- _RECORDS FOR THE TASK_:
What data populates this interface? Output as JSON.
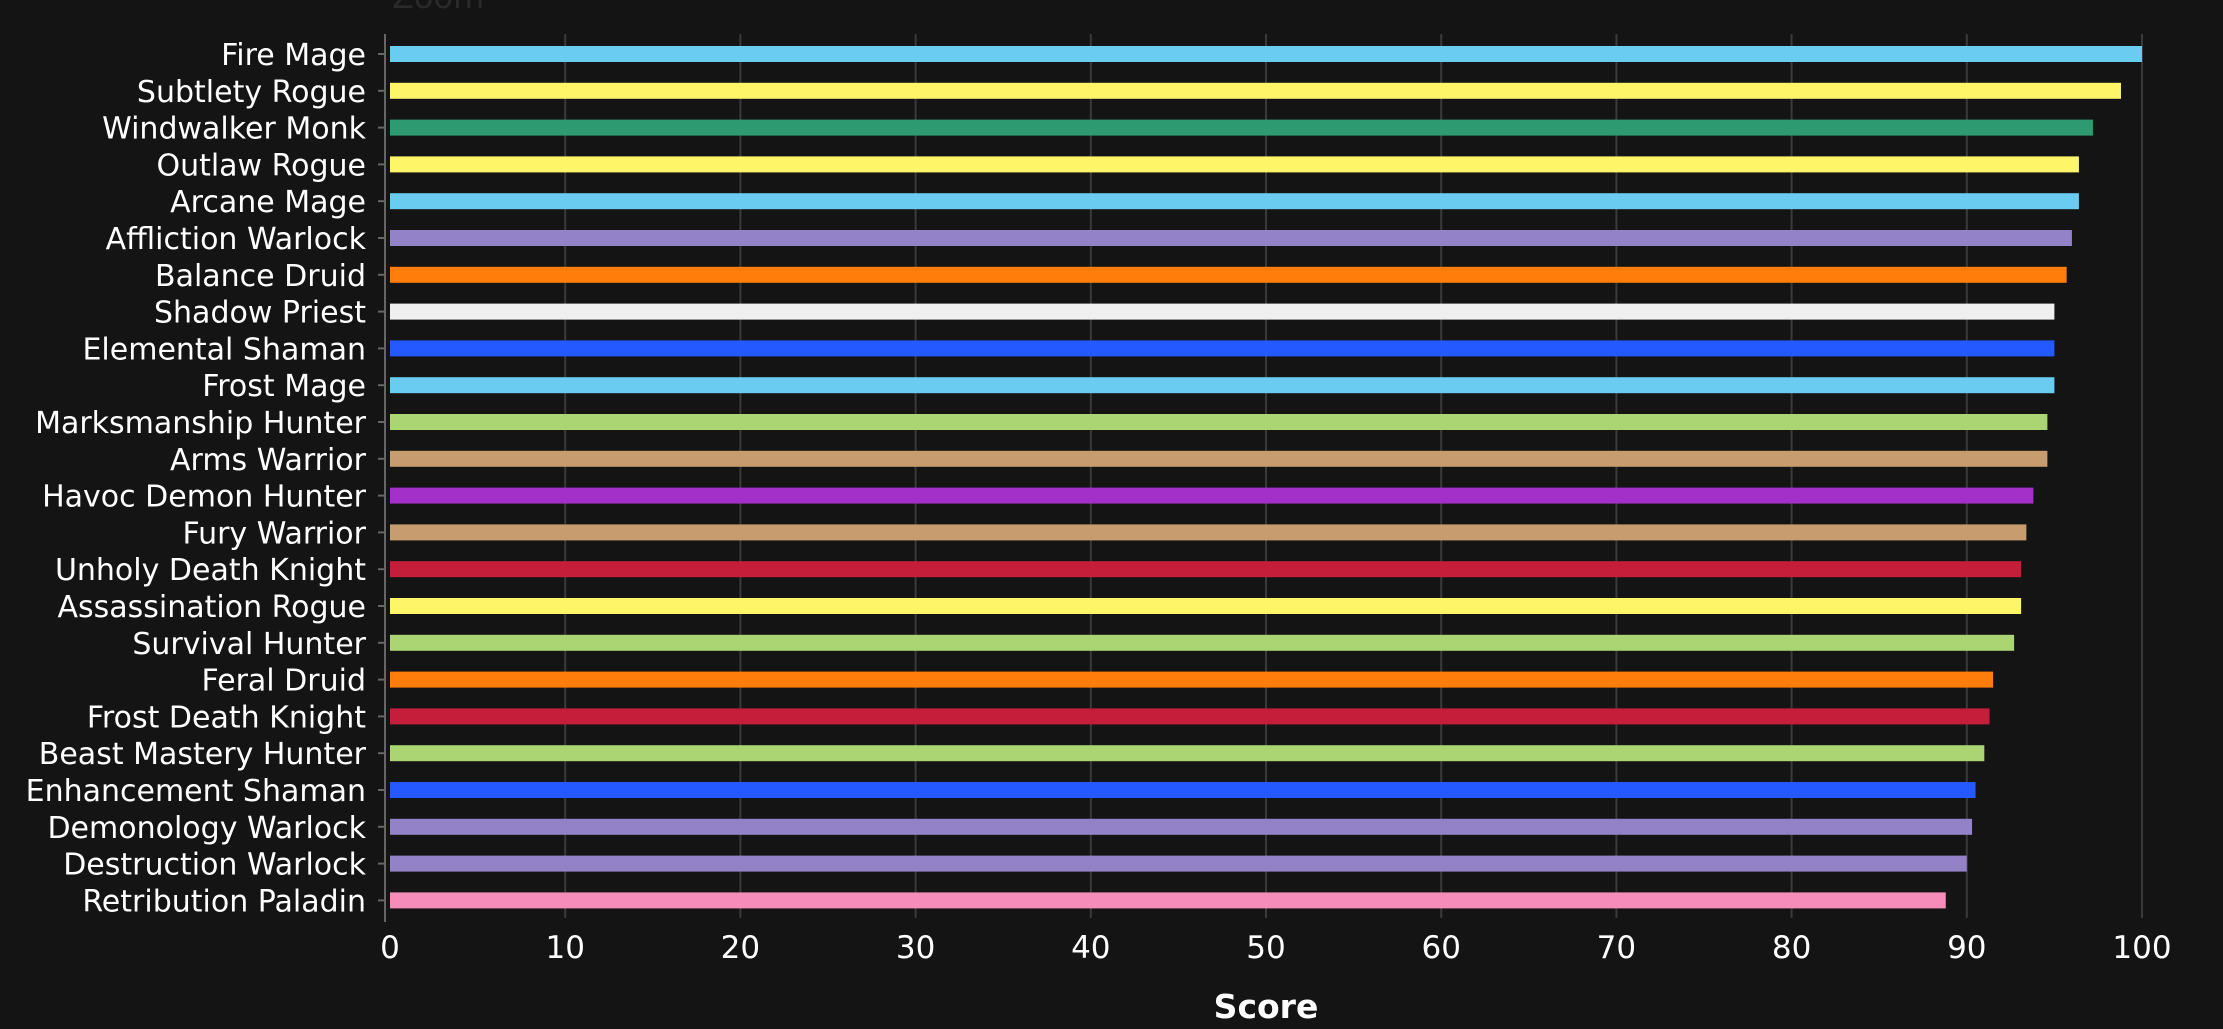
{
  "zoom_label": "Zoom",
  "chart_data": {
    "type": "bar",
    "orientation": "horizontal",
    "categories": [
      "Fire Mage",
      "Subtlety Rogue",
      "Windwalker Monk",
      "Outlaw Rogue",
      "Arcane Mage",
      "Affliction Warlock",
      "Balance Druid",
      "Shadow Priest",
      "Elemental Shaman",
      "Frost Mage",
      "Marksmanship Hunter",
      "Arms Warrior",
      "Havoc Demon Hunter",
      "Fury Warrior",
      "Unholy Death Knight",
      "Assassination Rogue",
      "Survival Hunter",
      "Feral Druid",
      "Frost Death Knight",
      "Beast Mastery Hunter",
      "Enhancement Shaman",
      "Demonology Warlock",
      "Destruction Warlock",
      "Retribution Paladin"
    ],
    "values": [
      100,
      98.8,
      97.2,
      96.4,
      96.4,
      96.0,
      95.7,
      95.0,
      95.0,
      95.0,
      94.6,
      94.6,
      93.8,
      93.4,
      93.1,
      93.1,
      92.7,
      91.5,
      91.3,
      91.0,
      90.5,
      90.3,
      90.0,
      88.8
    ],
    "colors": [
      "#69ccf0",
      "#fff569",
      "#2e9a72",
      "#fff569",
      "#69ccf0",
      "#9482c9",
      "#ff7d0a",
      "#f0f0f0",
      "#2459ff",
      "#69ccf0",
      "#abd473",
      "#c79c6e",
      "#a330c9",
      "#c79c6e",
      "#c41e3a",
      "#fff569",
      "#abd473",
      "#ff7d0a",
      "#c41e3a",
      "#abd473",
      "#2459ff",
      "#9482c9",
      "#9482c9",
      "#f58cba"
    ],
    "xlabel": "Score",
    "xlim": [
      0,
      100
    ],
    "xticks": [
      0,
      10,
      20,
      30,
      40,
      50,
      60,
      70,
      80,
      90,
      100
    ],
    "grid": true
  }
}
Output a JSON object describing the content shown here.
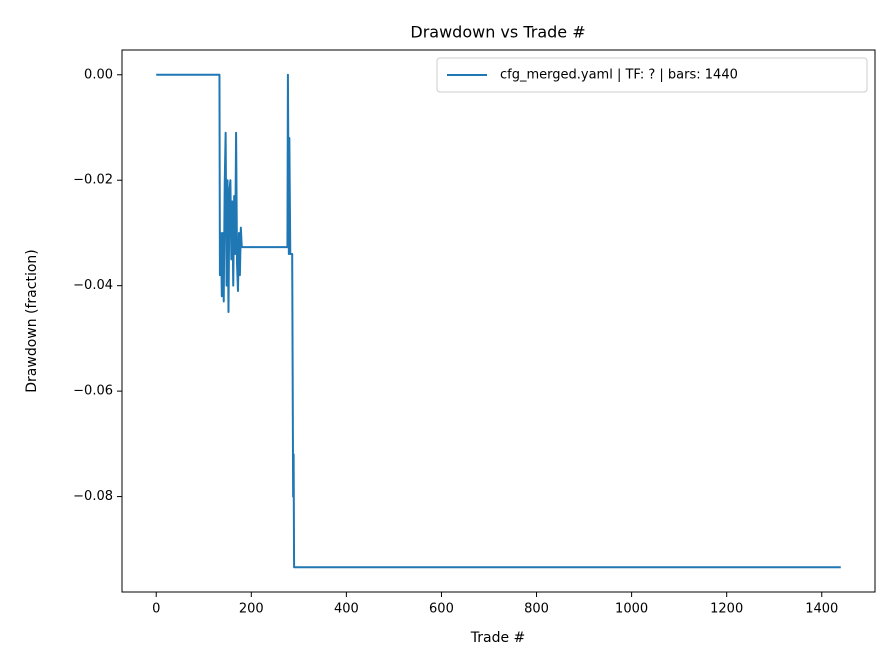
{
  "chart_data": {
    "type": "line",
    "title": "Drawdown vs Trade #",
    "xlabel": "Trade #",
    "ylabel": "Drawdown (fraction)",
    "xlim": [
      -72,
      1512
    ],
    "ylim": [
      -0.0981,
      0.0047
    ],
    "xticks": [
      0,
      200,
      400,
      600,
      800,
      1000,
      1200,
      1400
    ],
    "yticks": [
      {
        "value": 0,
        "label": "0.00"
      },
      {
        "value": -0.02,
        "label": "−0.02"
      },
      {
        "value": -0.04,
        "label": "−0.04"
      },
      {
        "value": -0.06,
        "label": "−0.06"
      },
      {
        "value": -0.08,
        "label": "−0.08"
      }
    ],
    "legend": "upper right",
    "grid": false,
    "series": [
      {
        "name": "cfg_merged.yaml | TF: ? | bars: 1440",
        "color": "#1f77b4",
        "x": [
          0,
          133,
          134,
          136,
          138,
          140,
          142,
          144,
          146,
          148,
          150,
          152,
          154,
          156,
          158,
          160,
          162,
          164,
          166,
          168,
          170,
          172,
          174,
          176,
          178,
          180,
          276,
          277,
          279,
          280,
          282,
          286,
          288,
          289,
          290,
          1440
        ],
        "values": [
          0,
          0,
          -0.038,
          -0.03,
          -0.042,
          -0.03,
          -0.043,
          -0.021,
          -0.011,
          -0.04,
          -0.02,
          -0.045,
          -0.022,
          -0.02,
          -0.035,
          -0.024,
          -0.04,
          -0.023,
          -0.034,
          -0.011,
          -0.036,
          -0.041,
          -0.03,
          -0.038,
          -0.029,
          -0.0327,
          -0.0327,
          0,
          -0.034,
          -0.012,
          -0.034,
          -0.034,
          -0.08,
          -0.072,
          -0.0934,
          -0.0934
        ]
      }
    ]
  }
}
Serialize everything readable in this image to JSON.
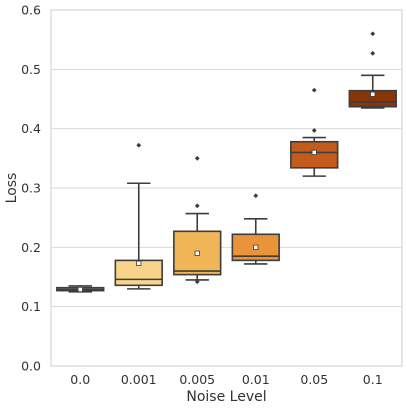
{
  "chart_data": {
    "type": "box",
    "title": "",
    "xlabel": "Noise Level",
    "ylabel": "Loss",
    "ylim": [
      0,
      0.6
    ],
    "yticks": [
      "0.0",
      "0.1",
      "0.2",
      "0.3",
      "0.4",
      "0.5",
      "0.6"
    ],
    "ytick_values": [
      0,
      0.1,
      0.2,
      0.3,
      0.4,
      0.5,
      0.6
    ],
    "grid": "horizontal",
    "categories": [
      "0.0",
      "0.001",
      "0.005",
      "0.01",
      "0.05",
      "0.1"
    ],
    "boxes": [
      {
        "category": "0.0",
        "whisker_low": 0.125,
        "q1": 0.127,
        "median": 0.129,
        "q3": 0.132,
        "whisker_high": 0.135,
        "mean": 0.129,
        "outliers": [],
        "color": "#fbe8b3"
      },
      {
        "category": "0.001",
        "whisker_low": 0.13,
        "q1": 0.136,
        "median": 0.146,
        "q3": 0.178,
        "whisker_high": 0.308,
        "mean": 0.173,
        "outliers": [
          0.372
        ],
        "color": "#f7d48a"
      },
      {
        "category": "0.005",
        "whisker_low": 0.145,
        "q1": 0.154,
        "median": 0.16,
        "q3": 0.227,
        "whisker_high": 0.257,
        "mean": 0.19,
        "outliers": [
          0.35,
          0.27,
          0.142
        ],
        "color": "#efb557"
      },
      {
        "category": "0.01",
        "whisker_low": 0.172,
        "q1": 0.178,
        "median": 0.185,
        "q3": 0.222,
        "whisker_high": 0.248,
        "mean": 0.2,
        "outliers": [
          0.287
        ],
        "color": "#e9933a"
      },
      {
        "category": "0.05",
        "whisker_low": 0.32,
        "q1": 0.334,
        "median": 0.36,
        "q3": 0.378,
        "whisker_high": 0.385,
        "mean": 0.36,
        "outliers": [
          0.465,
          0.397
        ],
        "color": "#c25b1c"
      },
      {
        "category": "0.1",
        "whisker_low": 0.435,
        "q1": 0.437,
        "median": 0.445,
        "q3": 0.464,
        "whisker_high": 0.49,
        "mean": 0.458,
        "outliers": [
          0.56,
          0.527
        ],
        "color": "#8a3409"
      }
    ]
  }
}
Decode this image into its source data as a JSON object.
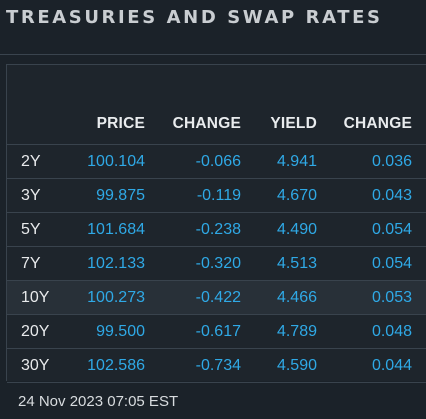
{
  "header": {
    "title": "TREASURIES AND SWAP RATES"
  },
  "table": {
    "columns": [
      "",
      "PRICE",
      "CHANGE",
      "YIELD",
      "CHANGE"
    ],
    "rows": [
      {
        "tenor": "2Y",
        "price": "100.104",
        "price_change": "-0.066",
        "yield": "4.941",
        "yield_change": "0.036"
      },
      {
        "tenor": "3Y",
        "price": "99.875",
        "price_change": "-0.119",
        "yield": "4.670",
        "yield_change": "0.043"
      },
      {
        "tenor": "5Y",
        "price": "101.684",
        "price_change": "-0.238",
        "yield": "4.490",
        "yield_change": "0.054"
      },
      {
        "tenor": "7Y",
        "price": "102.133",
        "price_change": "-0.320",
        "yield": "4.513",
        "yield_change": "0.054"
      },
      {
        "tenor": "10Y",
        "price": "100.273",
        "price_change": "-0.422",
        "yield": "4.466",
        "yield_change": "0.053"
      },
      {
        "tenor": "20Y",
        "price": "99.500",
        "price_change": "-0.617",
        "yield": "4.789",
        "yield_change": "0.048"
      },
      {
        "tenor": "30Y",
        "price": "102.586",
        "price_change": "-0.734",
        "yield": "4.590",
        "yield_change": "0.044"
      }
    ],
    "highlighted_row": "10Y"
  },
  "footer": {
    "timestamp": "24 Nov 2023 07:05 EST"
  },
  "colors": {
    "background": "#1b2229",
    "value_text": "#2fa9e6",
    "label_text": "#e8eaec",
    "row_highlight": "#283038"
  }
}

- _WHAT THIS TASK INVOLVES_:
Exclude the pictures, and transcribe all of the material exactly.

- _PROBLEM SOLUTION_:
What data populates this interface? Output as JSON.
{
  "zoom_label": "Zoom",
  "chart_data": {
    "type": "bar",
    "orientation": "horizontal",
    "categories": [
      "Fire Mage",
      "Subtlety Rogue",
      "Windwalker Monk",
      "Outlaw Rogue",
      "Arcane Mage",
      "Affliction Warlock",
      "Balance Druid",
      "Shadow Priest",
      "Elemental Shaman",
      "Frost Mage",
      "Marksmanship Hunter",
      "Arms Warrior",
      "Havoc Demon Hunter",
      "Fury Warrior",
      "Unholy Death Knight",
      "Assassination Rogue",
      "Survival Hunter",
      "Feral Druid",
      "Frost Death Knight",
      "Beast Mastery Hunter",
      "Enhancement Shaman",
      "Demonology Warlock",
      "Destruction Warlock",
      "Retribution Paladin"
    ],
    "values": [
      100,
      98.8,
      97.2,
      96.4,
      96.4,
      96.0,
      95.7,
      95.0,
      95.0,
      95.0,
      94.6,
      94.6,
      93.8,
      93.4,
      93.1,
      93.1,
      92.7,
      91.5,
      91.3,
      91.0,
      90.5,
      90.3,
      90.0,
      88.8
    ],
    "colors": [
      "#69ccf0",
      "#fff569",
      "#2e9a72",
      "#fff569",
      "#69ccf0",
      "#9482c9",
      "#ff7d0a",
      "#f0f0f0",
      "#2459ff",
      "#69ccf0",
      "#abd473",
      "#c79c6e",
      "#a330c9",
      "#c79c6e",
      "#c41e3a",
      "#fff569",
      "#abd473",
      "#ff7d0a",
      "#c41e3a",
      "#abd473",
      "#2459ff",
      "#9482c9",
      "#9482c9",
      "#f58cba"
    ],
    "xlabel": "Score",
    "xlim": [
      0,
      100
    ],
    "xticks": [
      0,
      10,
      20,
      30,
      40,
      50,
      60,
      70,
      80,
      90,
      100
    ],
    "grid": true
  }
}
Output a JSON object describing the content shown here.
{
  "chart_data": {
    "type": "line",
    "title": "Drawdown vs Trade #",
    "xlabel": "Trade #",
    "ylabel": "Drawdown (fraction)",
    "xlim": [
      -72,
      1512
    ],
    "ylim": [
      -0.0981,
      0.0047
    ],
    "xticks": [
      0,
      200,
      400,
      600,
      800,
      1000,
      1200,
      1400
    ],
    "yticks": [
      {
        "value": 0,
        "label": "0.00"
      },
      {
        "value": -0.02,
        "label": "−0.02"
      },
      {
        "value": -0.04,
        "label": "−0.04"
      },
      {
        "value": -0.06,
        "label": "−0.06"
      },
      {
        "value": -0.08,
        "label": "−0.08"
      }
    ],
    "legend": "upper right",
    "grid": false,
    "series": [
      {
        "name": "cfg_merged.yaml | TF: ? | bars: 1440",
        "color": "#1f77b4",
        "x": [
          0,
          133,
          134,
          136,
          138,
          140,
          142,
          144,
          146,
          148,
          150,
          152,
          154,
          156,
          158,
          160,
          162,
          164,
          166,
          168,
          170,
          172,
          174,
          176,
          178,
          180,
          276,
          277,
          279,
          280,
          282,
          286,
          288,
          289,
          290,
          1440
        ],
        "values": [
          0,
          0,
          -0.038,
          -0.03,
          -0.042,
          -0.03,
          -0.043,
          -0.021,
          -0.011,
          -0.04,
          -0.02,
          -0.045,
          -0.022,
          -0.02,
          -0.035,
          -0.024,
          -0.04,
          -0.023,
          -0.034,
          -0.011,
          -0.036,
          -0.041,
          -0.03,
          -0.038,
          -0.029,
          -0.0327,
          -0.0327,
          0,
          -0.034,
          -0.012,
          -0.034,
          -0.034,
          -0.08,
          -0.072,
          -0.0934,
          -0.0934
        ]
      }
    ]
  }
}
Serialize everything readable in this image to JSON.
{
  "chart_data": {
    "type": "box",
    "title": "",
    "xlabel": "Noise Level",
    "ylabel": "Loss",
    "ylim": [
      0,
      0.6
    ],
    "yticks": [
      "0.0",
      "0.1",
      "0.2",
      "0.3",
      "0.4",
      "0.5",
      "0.6"
    ],
    "ytick_values": [
      0,
      0.1,
      0.2,
      0.3,
      0.4,
      0.5,
      0.6
    ],
    "grid": "horizontal",
    "categories": [
      "0.0",
      "0.001",
      "0.005",
      "0.01",
      "0.05",
      "0.1"
    ],
    "boxes": [
      {
        "category": "0.0",
        "whisker_low": 0.125,
        "q1": 0.127,
        "median": 0.129,
        "q3": 0.132,
        "whisker_high": 0.135,
        "mean": 0.129,
        "outliers": [],
        "color": "#fbe8b3"
      },
      {
        "category": "0.001",
        "whisker_low": 0.13,
        "q1": 0.136,
        "median": 0.146,
        "q3": 0.178,
        "whisker_high": 0.308,
        "mean": 0.173,
        "outliers": [
          0.372
        ],
        "color": "#f7d48a"
      },
      {
        "category": "0.005",
        "whisker_low": 0.145,
        "q1": 0.154,
        "median": 0.16,
        "q3": 0.227,
        "whisker_high": 0.257,
        "mean": 0.19,
        "outliers": [
          0.35,
          0.27,
          0.142
        ],
        "color": "#efb557"
      },
      {
        "category": "0.01",
        "whisker_low": 0.172,
        "q1": 0.178,
        "median": 0.185,
        "q3": 0.222,
        "whisker_high": 0.248,
        "mean": 0.2,
        "outliers": [
          0.287
        ],
        "color": "#e9933a"
      },
      {
        "category": "0.05",
        "whisker_low": 0.32,
        "q1": 0.334,
        "median": 0.36,
        "q3": 0.378,
        "whisker_high": 0.385,
        "mean": 0.36,
        "outliers": [
          0.465,
          0.397
        ],
        "color": "#c25b1c"
      },
      {
        "category": "0.1",
        "whisker_low": 0.435,
        "q1": 0.437,
        "median": 0.445,
        "q3": 0.464,
        "whisker_high": 0.49,
        "mean": 0.458,
        "outliers": [
          0.56,
          0.527
        ],
        "color": "#8a3409"
      }
    ]
  }
}
Decode this image into its source data as a JSON object.
{
  "header": {
    "title": "TREASURIES AND SWAP RATES"
  },
  "table": {
    "columns": [
      "",
      "PRICE",
      "CHANGE",
      "YIELD",
      "CHANGE"
    ],
    "rows": [
      {
        "tenor": "2Y",
        "price": "100.104",
        "price_change": "-0.066",
        "yield": "4.941",
        "yield_change": "0.036"
      },
      {
        "tenor": "3Y",
        "price": "99.875",
        "price_change": "-0.119",
        "yield": "4.670",
        "yield_change": "0.043"
      },
      {
        "tenor": "5Y",
        "price": "101.684",
        "price_change": "-0.238",
        "yield": "4.490",
        "yield_change": "0.054"
      },
      {
        "tenor": "7Y",
        "price": "102.133",
        "price_change": "-0.320",
        "yield": "4.513",
        "yield_change": "0.054"
      },
      {
        "tenor": "10Y",
        "price": "100.273",
        "price_change": "-0.422",
        "yield": "4.466",
        "yield_change": "0.053"
      },
      {
        "tenor": "20Y",
        "price": "99.500",
        "price_change": "-0.617",
        "yield": "4.789",
        "yield_change": "0.048"
      },
      {
        "tenor": "30Y",
        "price": "102.586",
        "price_change": "-0.734",
        "yield": "4.590",
        "yield_change": "0.044"
      }
    ],
    "highlighted_row": "10Y"
  },
  "footer": {
    "timestamp": "24 Nov 2023 07:05 EST"
  },
  "colors": {
    "background": "#1b2229",
    "value_text": "#2fa9e6",
    "label_text": "#e8eaec",
    "row_highlight": "#283038"
  }
}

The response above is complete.